Aim of the task — Go through the records and copy each line where the word "element" occurs.

-- BEGIN Task data --

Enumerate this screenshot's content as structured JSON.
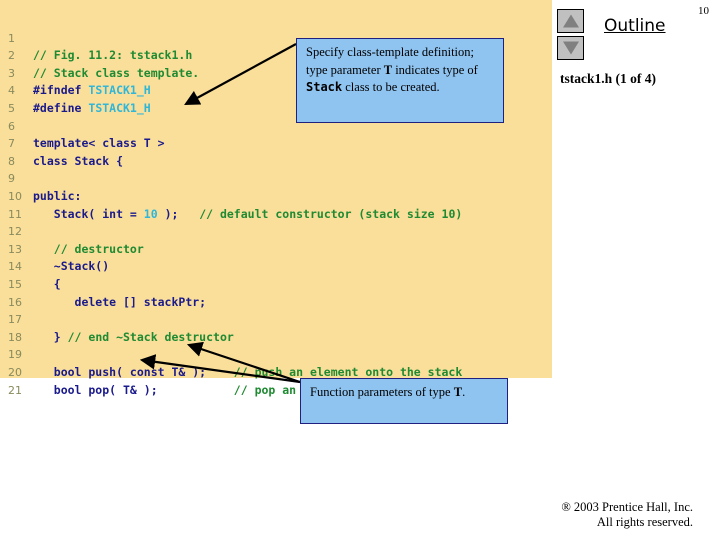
{
  "page": {
    "number": "10",
    "background_color": "#ffffff"
  },
  "code_panel": {
    "background_color": "#fadf9a",
    "comment_color": "#1f8a32",
    "keyword_color": "#1a1a8c",
    "literal_color": "#2fb6d8",
    "line_number_color": "#8a8a5c",
    "lines": [
      {
        "n": "1",
        "text": "// Fig. 11.2: tstack1.h"
      },
      {
        "n": "2",
        "text": "// Stack class template."
      },
      {
        "n": "3",
        "text": "#ifndef TSTACK1_H"
      },
      {
        "n": "4",
        "text": "#define TSTACK1_H"
      },
      {
        "n": "5",
        "text": ""
      },
      {
        "n": "6",
        "text": "template< class T >"
      },
      {
        "n": "7",
        "text": "class Stack {"
      },
      {
        "n": "8",
        "text": ""
      },
      {
        "n": "9",
        "text": "public:"
      },
      {
        "n": "10",
        "text": "   Stack( int = 10 );   // default constructor (stack size 10)"
      },
      {
        "n": "11",
        "text": ""
      },
      {
        "n": "12",
        "text": "   // destructor"
      },
      {
        "n": "13",
        "text": "   ~Stack()"
      },
      {
        "n": "14",
        "text": "   {"
      },
      {
        "n": "15",
        "text": "      delete [] stackPtr;"
      },
      {
        "n": "16",
        "text": ""
      },
      {
        "n": "17",
        "text": "   } // end ~Stack destructor"
      },
      {
        "n": "18",
        "text": ""
      },
      {
        "n": "19",
        "text": "   bool push( const T& );    // push an element onto the stack"
      },
      {
        "n": "20",
        "text": "   bool pop( T& );           // pop an element off the stack"
      },
      {
        "n": "21",
        "text": ""
      }
    ]
  },
  "callouts": [
    {
      "id": "callout-1",
      "text": "Specify class-template definition; type parameter T indicates type of Stack class to be created.",
      "background_color": "#8fc3f0",
      "border_color": "#202080"
    },
    {
      "id": "callout-2",
      "text": "Function parameters of type T.",
      "background_color": "#8fc3f0",
      "border_color": "#202080"
    }
  ],
  "outline": {
    "title": "Outline",
    "file_label": "tstack1.h (1 of 4)",
    "nav_up_icon": "triangle-up-icon",
    "nav_down_icon": "triangle-down-icon"
  },
  "footer": {
    "line1": "® 2003 Prentice Hall, Inc.",
    "line2": "All rights reserved."
  }
}
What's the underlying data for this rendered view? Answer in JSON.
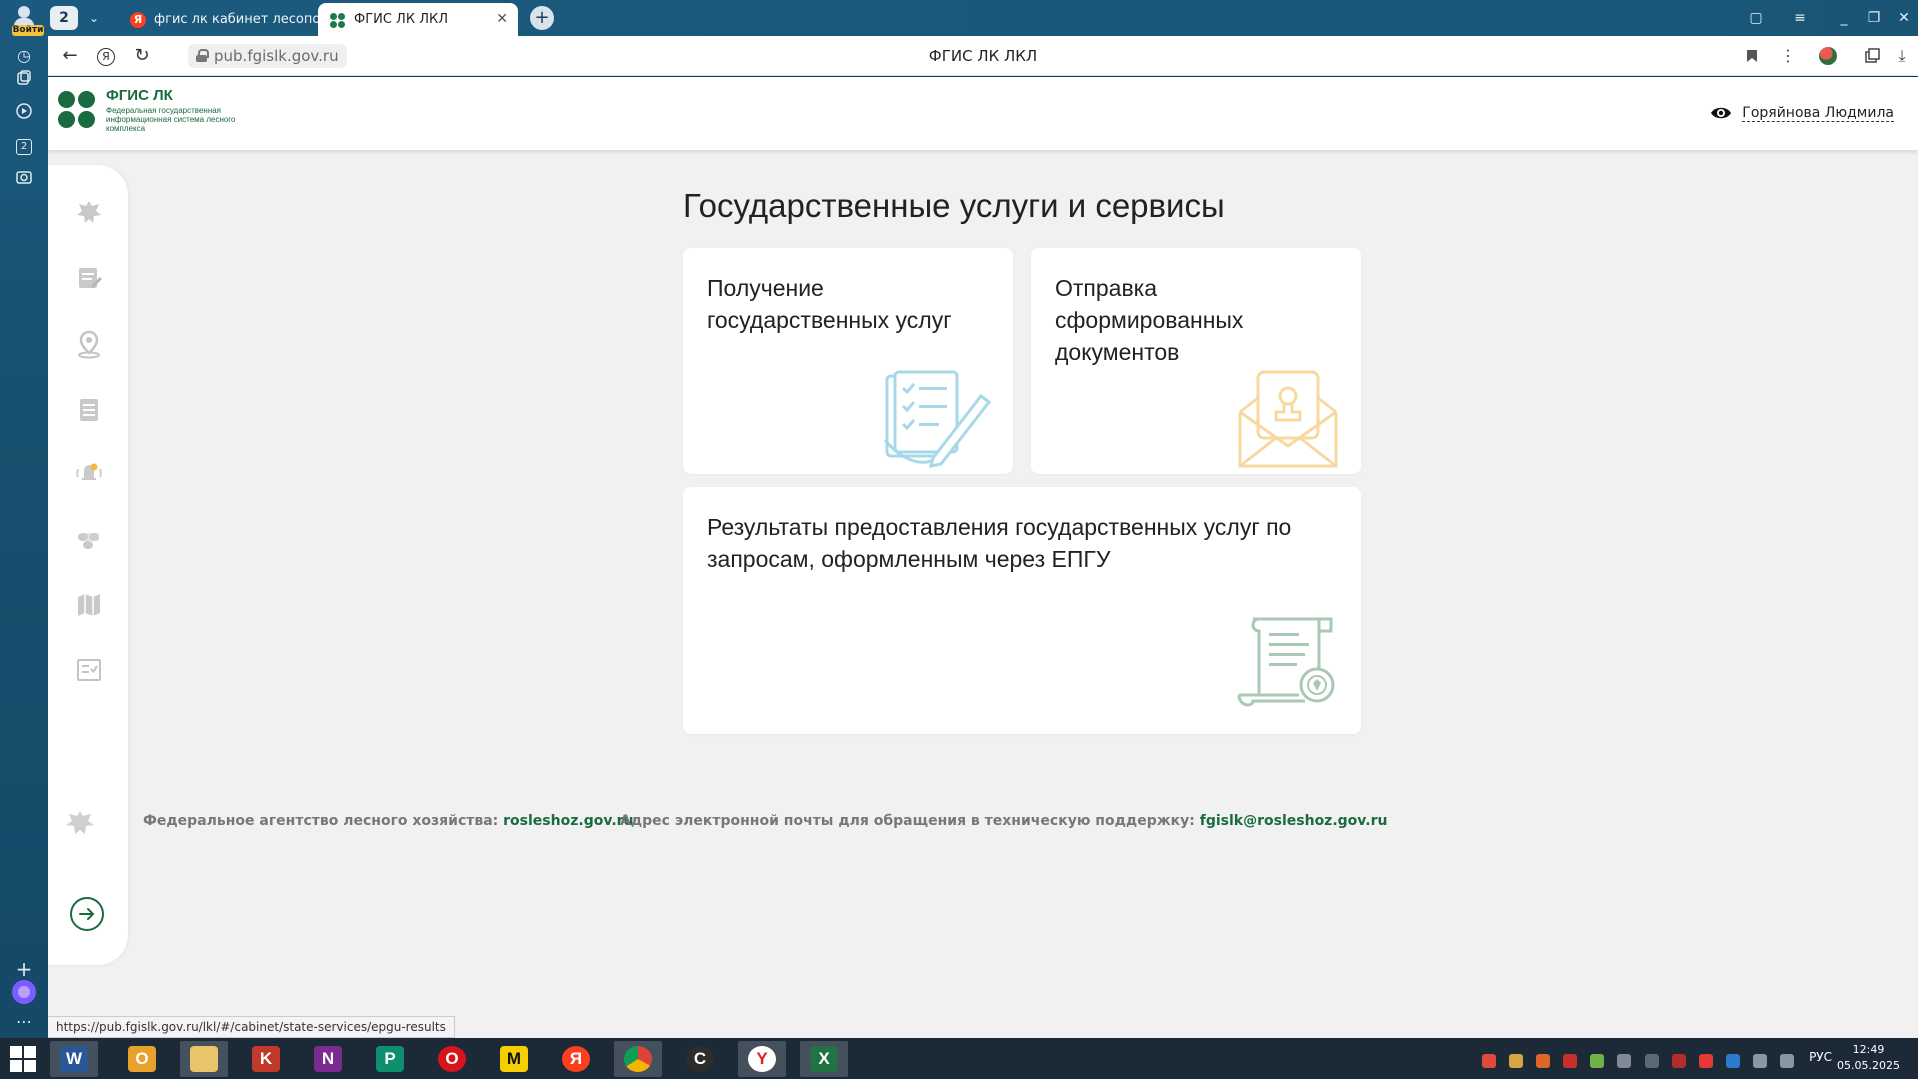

-- END Task data --

Worked answer —
        "text": "   bool push( const T& );    // push an element onto the stack"
        "text": "   bool pop( T& );           // pop an element off the stack"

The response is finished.